EXCERPTED DATA:
* * *

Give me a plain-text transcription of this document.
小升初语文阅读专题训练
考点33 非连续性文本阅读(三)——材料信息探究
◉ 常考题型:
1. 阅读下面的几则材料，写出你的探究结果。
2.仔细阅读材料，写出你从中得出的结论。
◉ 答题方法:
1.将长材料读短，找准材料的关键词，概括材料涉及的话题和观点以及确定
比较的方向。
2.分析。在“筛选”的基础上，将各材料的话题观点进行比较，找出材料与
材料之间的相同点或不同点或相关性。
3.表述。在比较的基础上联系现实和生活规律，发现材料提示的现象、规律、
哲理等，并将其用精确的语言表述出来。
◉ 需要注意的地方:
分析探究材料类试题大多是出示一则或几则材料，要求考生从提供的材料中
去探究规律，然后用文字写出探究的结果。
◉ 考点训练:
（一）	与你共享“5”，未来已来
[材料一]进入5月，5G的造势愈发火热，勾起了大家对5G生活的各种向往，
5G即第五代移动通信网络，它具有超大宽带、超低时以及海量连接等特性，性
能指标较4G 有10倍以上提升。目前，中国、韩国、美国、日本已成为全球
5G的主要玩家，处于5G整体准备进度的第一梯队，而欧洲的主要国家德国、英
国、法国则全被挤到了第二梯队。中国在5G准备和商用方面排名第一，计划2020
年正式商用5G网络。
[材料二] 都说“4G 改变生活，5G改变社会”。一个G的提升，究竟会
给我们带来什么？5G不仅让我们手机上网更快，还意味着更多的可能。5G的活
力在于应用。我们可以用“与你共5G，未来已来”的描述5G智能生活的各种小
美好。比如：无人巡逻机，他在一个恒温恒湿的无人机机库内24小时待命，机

* * *

Check each line of the data above for the string "未来已来" and report only how many lines have it.

2